• What to work on:
Verbatim output of all the material below is required.

::::

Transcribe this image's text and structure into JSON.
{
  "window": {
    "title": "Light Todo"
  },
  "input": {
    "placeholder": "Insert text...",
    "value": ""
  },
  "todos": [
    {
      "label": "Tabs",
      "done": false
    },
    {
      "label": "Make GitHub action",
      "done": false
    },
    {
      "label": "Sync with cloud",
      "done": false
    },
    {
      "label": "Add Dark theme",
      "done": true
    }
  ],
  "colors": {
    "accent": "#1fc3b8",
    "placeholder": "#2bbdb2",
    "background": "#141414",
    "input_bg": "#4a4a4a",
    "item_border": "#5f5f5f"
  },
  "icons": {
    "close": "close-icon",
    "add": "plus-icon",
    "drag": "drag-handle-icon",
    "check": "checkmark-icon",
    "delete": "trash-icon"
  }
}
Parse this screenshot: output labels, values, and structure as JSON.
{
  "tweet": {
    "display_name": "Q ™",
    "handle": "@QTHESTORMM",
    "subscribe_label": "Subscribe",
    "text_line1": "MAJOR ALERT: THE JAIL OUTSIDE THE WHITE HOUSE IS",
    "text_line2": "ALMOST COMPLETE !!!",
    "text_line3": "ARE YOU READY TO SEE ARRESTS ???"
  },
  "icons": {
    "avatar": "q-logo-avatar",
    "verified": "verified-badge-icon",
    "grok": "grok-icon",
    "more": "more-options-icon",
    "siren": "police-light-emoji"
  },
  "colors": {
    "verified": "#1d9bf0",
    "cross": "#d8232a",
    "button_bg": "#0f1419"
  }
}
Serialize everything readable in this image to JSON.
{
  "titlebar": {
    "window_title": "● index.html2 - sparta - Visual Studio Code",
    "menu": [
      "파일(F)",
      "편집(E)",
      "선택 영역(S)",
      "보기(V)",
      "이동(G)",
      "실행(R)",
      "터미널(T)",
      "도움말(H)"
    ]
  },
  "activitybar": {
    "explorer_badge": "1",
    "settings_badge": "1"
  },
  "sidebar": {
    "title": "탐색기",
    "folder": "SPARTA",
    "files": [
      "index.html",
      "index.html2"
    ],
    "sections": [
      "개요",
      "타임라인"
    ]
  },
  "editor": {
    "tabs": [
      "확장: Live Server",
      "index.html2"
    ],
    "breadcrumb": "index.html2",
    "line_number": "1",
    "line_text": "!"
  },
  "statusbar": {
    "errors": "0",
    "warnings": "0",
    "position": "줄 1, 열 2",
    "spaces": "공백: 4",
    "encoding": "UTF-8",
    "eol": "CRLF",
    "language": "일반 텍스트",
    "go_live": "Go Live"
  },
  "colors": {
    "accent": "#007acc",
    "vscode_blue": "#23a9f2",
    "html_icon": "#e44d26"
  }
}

::::

• Output for this task:
Transcribe this image's text and structure into JSON.
{
  "window": {
    "title": "Light Todo"
  },
  "input": {
    "placeholder": "Insert text...",
    "value": ""
  },
  "todos": [
    {
      "label": "Tabs",
      "done": false
    },
    {
      "label": "Make GitHub action",
      "done": false
    },
    {
      "label": "Sync with cloud",
      "done": false
    },
    {
      "label": "Add Dark theme",
      "done": true
    }
  ],
  "colors": {
    "accent": "#1fc3b8",
    "placeholder": "#2bbdb2",
    "background": "#141414",
    "input_bg": "#4a4a4a",
    "item_border": "#5f5f5f"
  },
  "icons": {
    "close": "close-icon",
    "add": "plus-icon",
    "drag": "drag-handle-icon",
    "check": "checkmark-icon",
    "delete": "trash-icon"
  }
}
Parse this screenshot: output labels, values, and structure as JSON.
{
  "tweet": {
    "display_name": "Q ™",
    "handle": "@QTHESTORMM",
    "subscribe_label": "Subscribe",
    "text_line1": "MAJOR ALERT: THE JAIL OUTSIDE THE WHITE HOUSE IS",
    "text_line2": "ALMOST COMPLETE !!!",
    "text_line3": "ARE YOU READY TO SEE ARRESTS ???"
  },
  "icons": {
    "avatar": "q-logo-avatar",
    "verified": "verified-badge-icon",
    "grok": "grok-icon",
    "more": "more-options-icon",
    "siren": "police-light-emoji"
  },
  "colors": {
    "verified": "#1d9bf0",
    "cross": "#d8232a",
    "button_bg": "#0f1419"
  }
}
Serialize everything readable in this image to JSON.
{
  "titlebar": {
    "window_title": "● index.html2 - sparta - Visual Studio Code",
    "menu": [
      "파일(F)",
      "편집(E)",
      "선택 영역(S)",
      "보기(V)",
      "이동(G)",
      "실행(R)",
      "터미널(T)",
      "도움말(H)"
    ]
  },
  "activitybar": {
    "explorer_badge": "1",
    "settings_badge": "1"
  },
  "sidebar": {
    "title": "탐색기",
    "folder": "SPARTA",
    "files": [
      "index.html",
      "index.html2"
    ],
    "sections": [
      "개요",
      "타임라인"
    ]
  },
  "editor": {
    "tabs": [
      "확장: Live Server",
      "index.html2"
    ],
    "breadcrumb": "index.html2",
    "line_number": "1",
    "line_text": "!"
  },
  "statusbar": {
    "errors": "0",
    "warnings": "0",
    "position": "줄 1, 열 2",
    "spaces": "공백: 4",
    "encoding": "UTF-8",
    "eol": "CRLF",
    "language": "일반 텍스트",
    "go_live": "Go Live"
  },
  "colors": {
    "accent": "#007acc",
    "vscode_blue": "#23a9f2",
    "html_icon": "#e44d26"
  }
}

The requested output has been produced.